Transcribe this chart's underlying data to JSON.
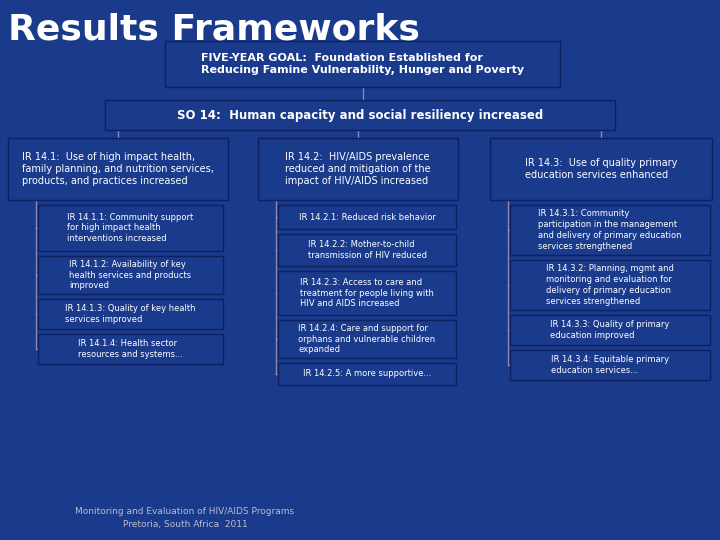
{
  "title": "Results Frameworks",
  "bg_color": "#1a3a8c",
  "box_border_color": "#0d2060",
  "text_color": "#ffffff",
  "title_fontsize": 26,
  "goal_text": "FIVE-YEAR GOAL:  Foundation Established for\nReducing Famine Vulnerability, Hunger and Poverty",
  "so_text": "SO 14:  Human capacity and social resiliency increased",
  "ir1_text": "IR 14.1:  Use of high impact health,\nfamily planning, and nutrition services,\nproducts, and practices increased",
  "ir2_text": "IR 14.2:  HIV/AIDS prevalence\nreduced and mitigation of the\nimpact of HIV/AIDS increased",
  "ir3_text": "IR 14.3:  Use of quality primary\neducation services enhanced",
  "ir1_subs": [
    "IR 14.1.1: Community support\nfor high impact health\ninterventions increased",
    "IR 14.1.2: Availability of key\nhealth services and products\nimproved",
    "IR 14.1.3: Quality of key health\nservices improved",
    "IR 14.1.4: Health sector\nresources and systems..."
  ],
  "ir2_subs": [
    "IR 14.2.1: Reduced risk behavior",
    "IR 14.2.2: Mother-to-child\ntransmission of HIV reduced",
    "IR 14.2.3: Access to care and\ntreatment for people living with\nHIV and AIDS increased",
    "IR 14.2.4: Care and support for\norphans and vulnerable children\nexpanded",
    "IR 14.2.5: A more supportive..."
  ],
  "ir3_subs": [
    "IR 14.3.1: Community\nparticipation in the management\nand delivery of primary education\nservices strengthened",
    "IR 14.3.2: Planning, mgmt and\nmonitoring and evaluation for\ndelivery of primary education\nservices strengthened",
    "IR 14.3.3: Quality of primary\neducation improved",
    "IR 14.3.4: Equitable primary\neducation services..."
  ],
  "footer_text": "Monitoring and Evaluation of HIV/AIDS Programs\nPretoria, South Africa  2011",
  "footer_color": "#bbbbcc",
  "line_color": "#8888bb"
}
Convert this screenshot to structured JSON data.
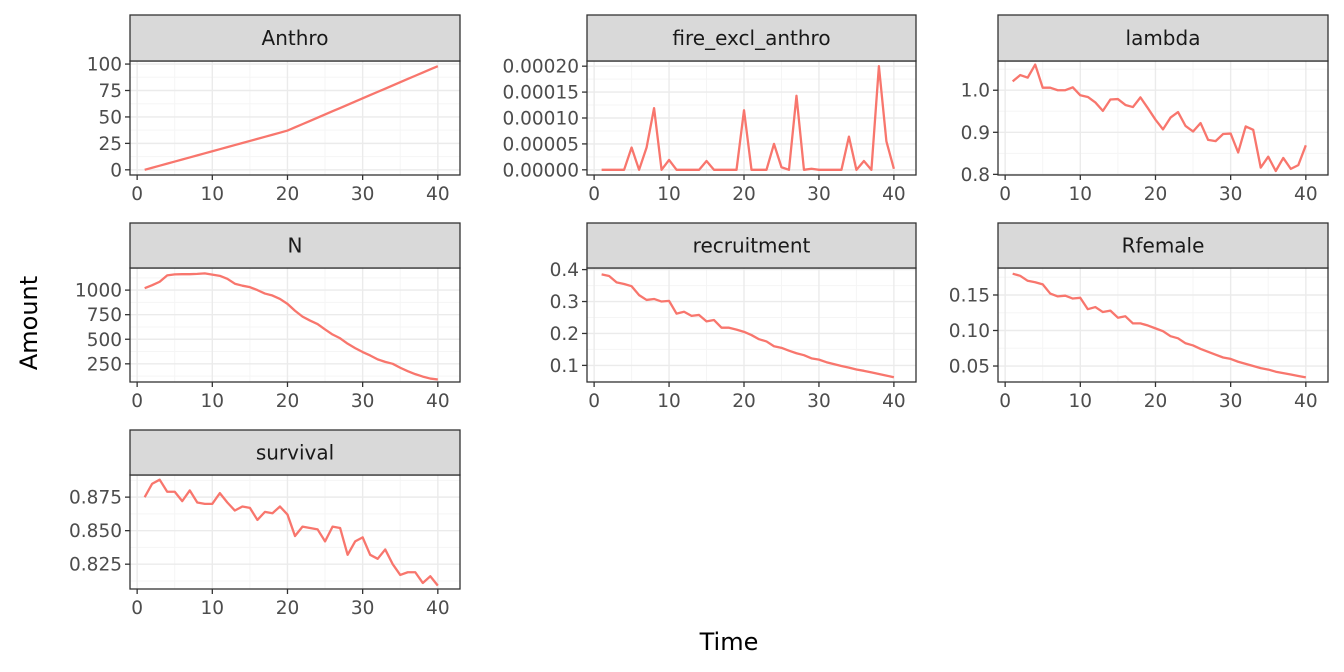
{
  "figure": {
    "xlabel": "Time",
    "ylabel": "Amount",
    "line_color": "#F8766D",
    "strip_fill": "#D9D9D9",
    "grid_major_color": "#EBEBEB",
    "grid_minor_color": "#F5F5F5",
    "panel_border_color": "#333333"
  },
  "chart_data": [
    {
      "type": "line",
      "title": "Anthro",
      "xlim": [
        -0.95,
        42.95
      ],
      "ylim": [
        -4.9,
        102.9
      ],
      "x_ticks": [
        0,
        10,
        20,
        30,
        40
      ],
      "x_tick_labels": [
        "0",
        "10",
        "20",
        "30",
        "40"
      ],
      "y_ticks": [
        0,
        25,
        50,
        75,
        100
      ],
      "y_tick_labels": [
        "0",
        "25",
        "50",
        "75",
        "100"
      ],
      "x": [
        1,
        2,
        3,
        4,
        5,
        6,
        7,
        8,
        9,
        10,
        11,
        12,
        13,
        14,
        15,
        16,
        17,
        18,
        19,
        20,
        21,
        22,
        23,
        24,
        25,
        26,
        27,
        28,
        29,
        30,
        31,
        32,
        33,
        34,
        35,
        36,
        37,
        38,
        39,
        40
      ],
      "y": [
        0,
        1.95,
        3.9,
        5.85,
        7.8,
        9.75,
        11.7,
        13.65,
        15.6,
        17.55,
        19.5,
        21.45,
        23.4,
        25.35,
        27.3,
        29.25,
        31.2,
        33.15,
        35.1,
        37.1,
        40.15,
        43.2,
        46.25,
        49.3,
        52.35,
        55.4,
        58.45,
        61.5,
        64.55,
        67.6,
        70.65,
        73.7,
        76.75,
        79.8,
        82.85,
        85.9,
        88.95,
        92.0,
        95.05,
        98.0
      ]
    },
    {
      "type": "line",
      "title": "fire_excl_anthro",
      "xlim": [
        -0.95,
        42.95
      ],
      "ylim": [
        -1e-05,
        0.00021
      ],
      "x_ticks": [
        0,
        10,
        20,
        30,
        40
      ],
      "x_tick_labels": [
        "0",
        "10",
        "20",
        "30",
        "40"
      ],
      "y_ticks": [
        0,
        5e-05,
        0.0001,
        0.00015,
        0.0002
      ],
      "y_tick_labels": [
        "0.00000",
        "0.00005",
        "0.00010",
        "0.00015",
        "0.00020"
      ],
      "x": [
        1,
        2,
        3,
        4,
        5,
        6,
        7,
        8,
        9,
        10,
        11,
        12,
        13,
        14,
        15,
        16,
        17,
        18,
        19,
        20,
        21,
        22,
        23,
        24,
        25,
        26,
        27,
        28,
        29,
        30,
        31,
        32,
        33,
        34,
        35,
        36,
        37,
        38,
        39,
        40
      ],
      "y": [
        0,
        0,
        0,
        0,
        4.3e-05,
        0,
        4.3e-05,
        0.000119,
        0,
        1.9e-05,
        0,
        0,
        0,
        0,
        1.7e-05,
        0,
        0,
        0,
        0,
        0.000115,
        0,
        0,
        0,
        5e-05,
        5e-06,
        0,
        0.000143,
        0,
        2e-06,
        0,
        0,
        0,
        0,
        6.4e-05,
        0,
        1.7e-05,
        0,
        0.0002,
        5.5e-05,
        2e-06
      ]
    },
    {
      "type": "line",
      "title": "lambda",
      "xlim": [
        -0.95,
        42.95
      ],
      "ylim": [
        0.7985,
        1.0695
      ],
      "x_ticks": [
        0,
        10,
        20,
        30,
        40
      ],
      "x_tick_labels": [
        "0",
        "10",
        "20",
        "30",
        "40"
      ],
      "y_ticks": [
        0.8,
        0.9,
        1.0
      ],
      "y_tick_labels": [
        "0.8",
        "0.9",
        "1.0"
      ],
      "x": [
        1,
        2,
        3,
        4,
        5,
        6,
        7,
        8,
        9,
        10,
        11,
        12,
        13,
        14,
        15,
        16,
        17,
        18,
        19,
        20,
        21,
        22,
        23,
        24,
        25,
        26,
        27,
        28,
        29,
        30,
        31,
        32,
        33,
        34,
        35,
        36,
        37,
        38,
        39,
        40
      ],
      "y": [
        1.021,
        1.036,
        1.03,
        1.061,
        1.006,
        1.006,
        1.0,
        1.0,
        1.007,
        0.988,
        0.984,
        0.971,
        0.951,
        0.978,
        0.979,
        0.965,
        0.96,
        0.983,
        0.957,
        0.93,
        0.907,
        0.935,
        0.948,
        0.915,
        0.902,
        0.922,
        0.882,
        0.879,
        0.896,
        0.897,
        0.852,
        0.914,
        0.906,
        0.816,
        0.842,
        0.808,
        0.839,
        0.813,
        0.822,
        0.869
      ]
    },
    {
      "type": "line",
      "title": "N",
      "xlim": [
        -0.95,
        42.95
      ],
      "ylim": [
        65,
        1225
      ],
      "x_ticks": [
        0,
        10,
        20,
        30,
        40
      ],
      "x_tick_labels": [
        "0",
        "10",
        "20",
        "30",
        "40"
      ],
      "y_ticks": [
        250,
        500,
        750,
        1000
      ],
      "y_tick_labels": [
        "250",
        "500",
        "750",
        "1000"
      ],
      "x": [
        1,
        2,
        3,
        4,
        5,
        6,
        7,
        8,
        9,
        10,
        11,
        12,
        13,
        14,
        15,
        16,
        17,
        18,
        19,
        20,
        21,
        22,
        23,
        24,
        25,
        26,
        27,
        28,
        29,
        30,
        31,
        32,
        33,
        34,
        35,
        36,
        37,
        38,
        39,
        40
      ],
      "y": [
        1020,
        1050,
        1085,
        1150,
        1160,
        1162,
        1162,
        1165,
        1170,
        1158,
        1145,
        1115,
        1065,
        1045,
        1030,
        1000,
        965,
        945,
        910,
        860,
        790,
        730,
        690,
        655,
        600,
        548,
        510,
        455,
        410,
        370,
        335,
        295,
        270,
        250,
        210,
        175,
        145,
        120,
        100,
        90
      ]
    },
    {
      "type": "line",
      "title": "recruitment",
      "xlim": [
        -0.95,
        42.95
      ],
      "ylim": [
        0.048,
        0.405
      ],
      "x_ticks": [
        0,
        10,
        20,
        30,
        40
      ],
      "x_tick_labels": [
        "0",
        "10",
        "20",
        "30",
        "40"
      ],
      "y_ticks": [
        0.1,
        0.2,
        0.3,
        0.4
      ],
      "y_tick_labels": [
        "0.1",
        "0.2",
        "0.3",
        "0.4"
      ],
      "x": [
        1,
        2,
        3,
        4,
        5,
        6,
        7,
        8,
        9,
        10,
        11,
        12,
        13,
        14,
        15,
        16,
        17,
        18,
        19,
        20,
        21,
        22,
        23,
        24,
        25,
        26,
        27,
        28,
        29,
        30,
        31,
        32,
        33,
        34,
        35,
        36,
        37,
        38,
        39,
        40
      ],
      "y": [
        0.385,
        0.38,
        0.36,
        0.355,
        0.348,
        0.32,
        0.305,
        0.308,
        0.3,
        0.302,
        0.262,
        0.268,
        0.255,
        0.258,
        0.238,
        0.242,
        0.218,
        0.218,
        0.212,
        0.205,
        0.195,
        0.182,
        0.175,
        0.16,
        0.155,
        0.146,
        0.138,
        0.132,
        0.122,
        0.118,
        0.11,
        0.104,
        0.098,
        0.093,
        0.087,
        0.083,
        0.078,
        0.073,
        0.068,
        0.063
      ]
    },
    {
      "type": "line",
      "title": "Rfemale",
      "xlim": [
        -0.95,
        42.95
      ],
      "ylim": [
        0.0275,
        0.188
      ],
      "x_ticks": [
        0,
        10,
        20,
        30,
        40
      ],
      "x_tick_labels": [
        "0",
        "10",
        "20",
        "30",
        "40"
      ],
      "y_ticks": [
        0.05,
        0.1,
        0.15
      ],
      "y_tick_labels": [
        "0.05",
        "0.10",
        "0.15"
      ],
      "x": [
        1,
        2,
        3,
        4,
        5,
        6,
        7,
        8,
        9,
        10,
        11,
        12,
        13,
        14,
        15,
        16,
        17,
        18,
        19,
        20,
        21,
        22,
        23,
        24,
        25,
        26,
        27,
        28,
        29,
        30,
        31,
        32,
        33,
        34,
        35,
        36,
        37,
        38,
        39,
        40
      ],
      "y": [
        0.18,
        0.177,
        0.17,
        0.168,
        0.165,
        0.152,
        0.148,
        0.149,
        0.145,
        0.146,
        0.13,
        0.133,
        0.126,
        0.128,
        0.118,
        0.12,
        0.11,
        0.11,
        0.107,
        0.103,
        0.099,
        0.092,
        0.089,
        0.082,
        0.079,
        0.074,
        0.07,
        0.066,
        0.062,
        0.06,
        0.056,
        0.053,
        0.05,
        0.047,
        0.045,
        0.042,
        0.04,
        0.038,
        0.036,
        0.034
      ]
    },
    {
      "type": "line",
      "title": "survival",
      "xlim": [
        -0.95,
        42.95
      ],
      "ylim": [
        0.8065,
        0.8915
      ],
      "x_ticks": [
        0,
        10,
        20,
        30,
        40
      ],
      "x_tick_labels": [
        "0",
        "10",
        "20",
        "30",
        "40"
      ],
      "y_ticks": [
        0.825,
        0.85,
        0.875
      ],
      "y_tick_labels": [
        "0.825",
        "0.850",
        "0.875"
      ],
      "x": [
        1,
        2,
        3,
        4,
        5,
        6,
        7,
        8,
        9,
        10,
        11,
        12,
        13,
        14,
        15,
        16,
        17,
        18,
        19,
        20,
        21,
        22,
        23,
        24,
        25,
        26,
        27,
        28,
        29,
        30,
        31,
        32,
        33,
        34,
        35,
        36,
        37,
        38,
        39,
        40
      ],
      "y": [
        0.875,
        0.885,
        0.888,
        0.879,
        0.879,
        0.872,
        0.88,
        0.871,
        0.87,
        0.87,
        0.878,
        0.871,
        0.865,
        0.868,
        0.867,
        0.858,
        0.864,
        0.863,
        0.868,
        0.862,
        0.846,
        0.853,
        0.852,
        0.851,
        0.842,
        0.853,
        0.852,
        0.832,
        0.842,
        0.845,
        0.832,
        0.829,
        0.836,
        0.825,
        0.817,
        0.819,
        0.819,
        0.811,
        0.816,
        0.809
      ]
    }
  ]
}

++++

* _Instruction_
Check each line above for the string "nservices" and show the ones that have it.

* _Response below_
    "IR 14.1.3: Quality of key health\nservices improved",
    "IR 14.3.1: Community\nparticipation in the management\nand delivery of primary education\nservices strengthened",
    "IR 14.3.2: Planning, mgmt and\nmonitoring and evaluation for\ndelivery of primary education\nservices strengthened",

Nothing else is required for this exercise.